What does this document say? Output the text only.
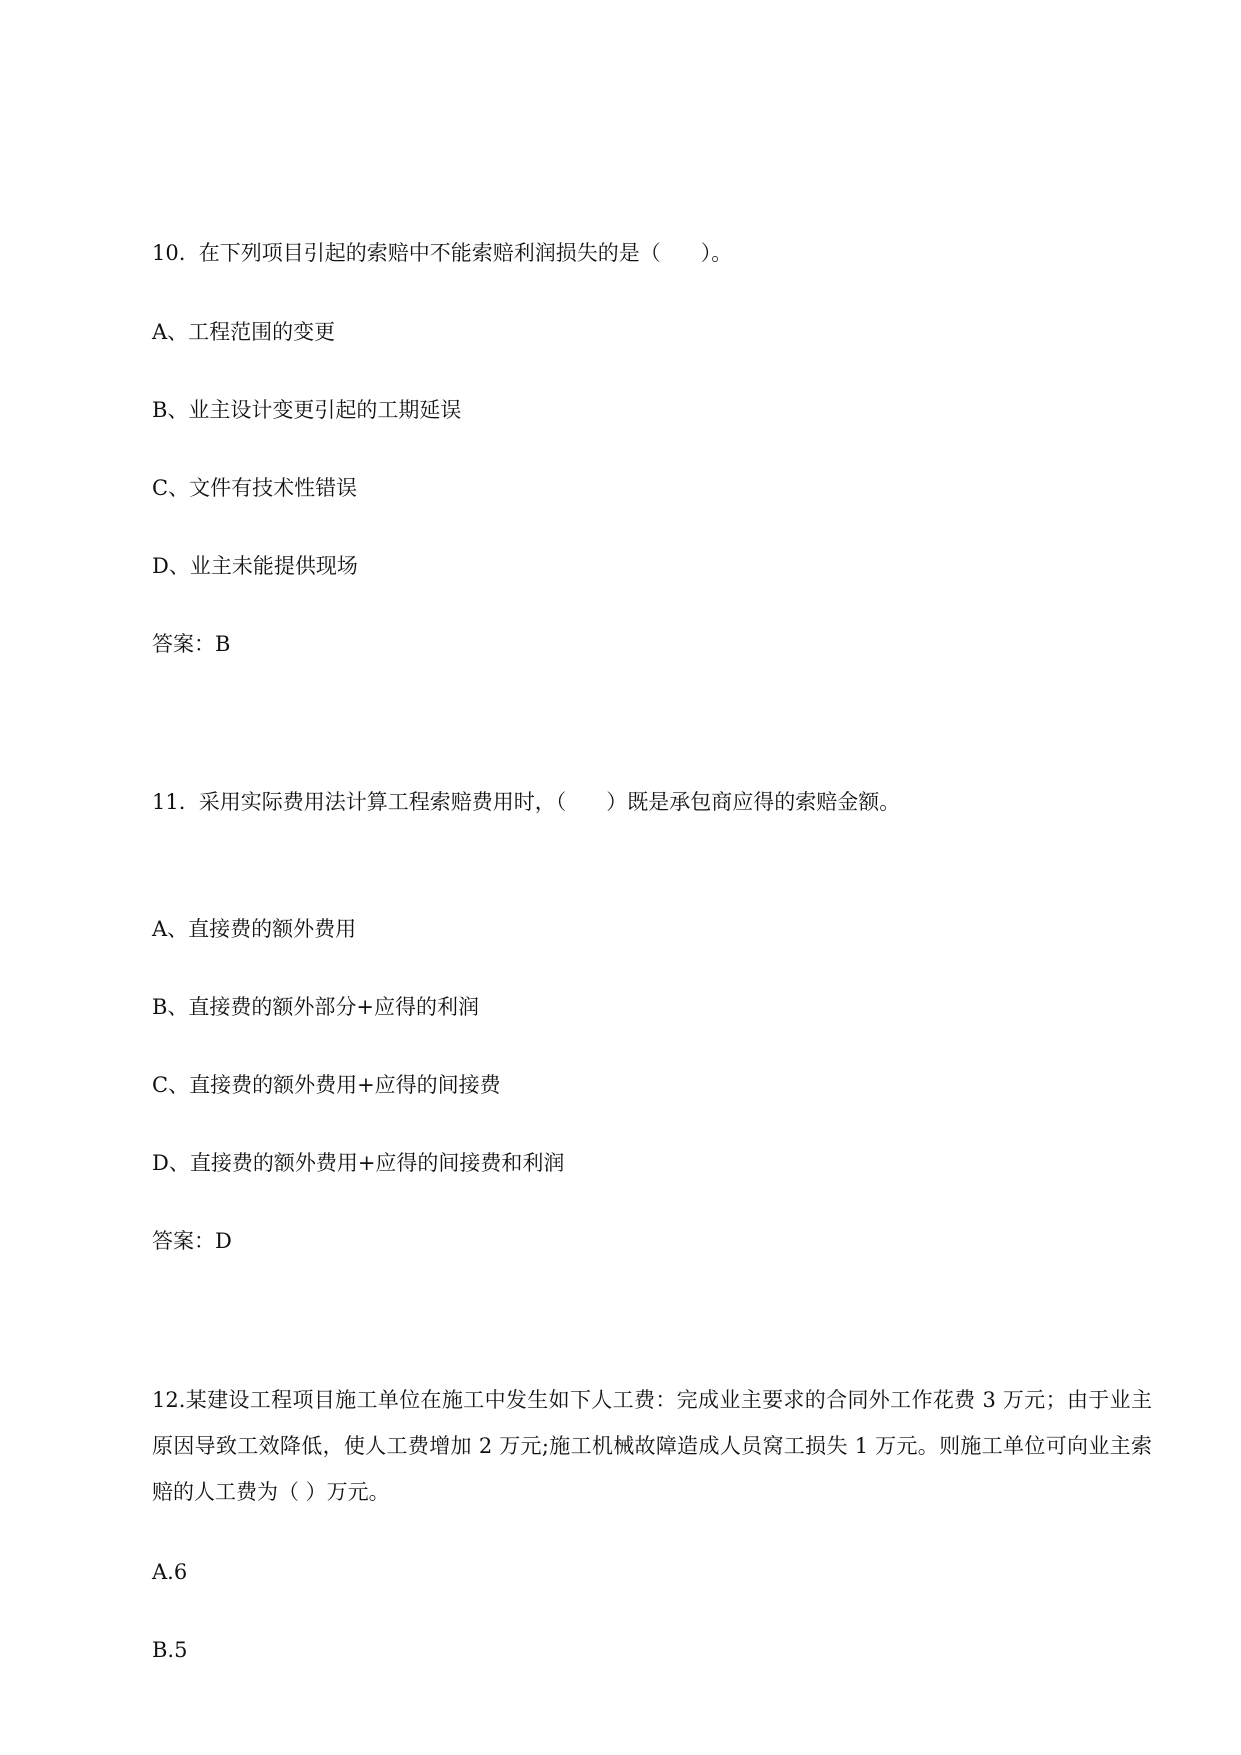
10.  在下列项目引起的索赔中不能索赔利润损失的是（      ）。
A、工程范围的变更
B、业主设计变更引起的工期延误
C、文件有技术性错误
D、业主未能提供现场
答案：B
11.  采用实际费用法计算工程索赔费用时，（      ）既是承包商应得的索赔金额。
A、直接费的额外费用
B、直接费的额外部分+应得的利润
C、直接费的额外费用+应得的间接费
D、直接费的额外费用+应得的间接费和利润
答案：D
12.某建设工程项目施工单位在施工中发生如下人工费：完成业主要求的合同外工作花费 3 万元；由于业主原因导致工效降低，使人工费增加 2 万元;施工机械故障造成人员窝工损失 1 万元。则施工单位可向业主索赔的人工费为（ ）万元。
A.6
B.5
##############################
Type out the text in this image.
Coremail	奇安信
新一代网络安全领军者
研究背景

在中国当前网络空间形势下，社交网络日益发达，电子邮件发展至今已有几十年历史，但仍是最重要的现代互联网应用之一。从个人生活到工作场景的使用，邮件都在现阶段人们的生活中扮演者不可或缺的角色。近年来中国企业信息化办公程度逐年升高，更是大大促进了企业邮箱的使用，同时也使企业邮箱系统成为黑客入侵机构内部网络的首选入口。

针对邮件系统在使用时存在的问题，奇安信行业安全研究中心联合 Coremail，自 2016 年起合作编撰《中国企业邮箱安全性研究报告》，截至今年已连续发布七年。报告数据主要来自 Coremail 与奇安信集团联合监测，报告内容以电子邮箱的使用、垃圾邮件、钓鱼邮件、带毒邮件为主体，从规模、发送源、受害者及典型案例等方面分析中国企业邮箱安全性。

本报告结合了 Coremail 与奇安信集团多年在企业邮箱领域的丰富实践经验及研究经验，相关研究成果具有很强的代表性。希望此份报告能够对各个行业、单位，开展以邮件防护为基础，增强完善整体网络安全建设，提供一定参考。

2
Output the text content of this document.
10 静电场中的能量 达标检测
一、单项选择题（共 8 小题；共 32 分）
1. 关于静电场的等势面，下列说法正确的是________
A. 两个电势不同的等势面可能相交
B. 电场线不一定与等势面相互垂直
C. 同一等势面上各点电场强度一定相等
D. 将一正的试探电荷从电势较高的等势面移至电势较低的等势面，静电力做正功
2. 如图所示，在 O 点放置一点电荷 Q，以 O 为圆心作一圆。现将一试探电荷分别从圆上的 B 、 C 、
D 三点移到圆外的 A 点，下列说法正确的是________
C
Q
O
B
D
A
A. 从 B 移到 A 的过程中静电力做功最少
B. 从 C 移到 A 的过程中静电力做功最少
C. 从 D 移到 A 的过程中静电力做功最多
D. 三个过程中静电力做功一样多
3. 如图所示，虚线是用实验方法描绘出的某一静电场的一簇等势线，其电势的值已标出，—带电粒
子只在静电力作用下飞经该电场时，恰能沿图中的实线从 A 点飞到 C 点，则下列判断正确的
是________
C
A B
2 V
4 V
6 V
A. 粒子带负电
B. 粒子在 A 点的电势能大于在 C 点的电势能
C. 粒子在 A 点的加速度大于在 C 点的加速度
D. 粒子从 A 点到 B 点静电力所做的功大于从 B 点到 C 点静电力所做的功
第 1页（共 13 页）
##############################
GOAL OF THE EXERCISE: Report how many lines in the listing above include the word "如图所示". Give nothing but the number.

RESULT FOR THIS EXERCISE: 2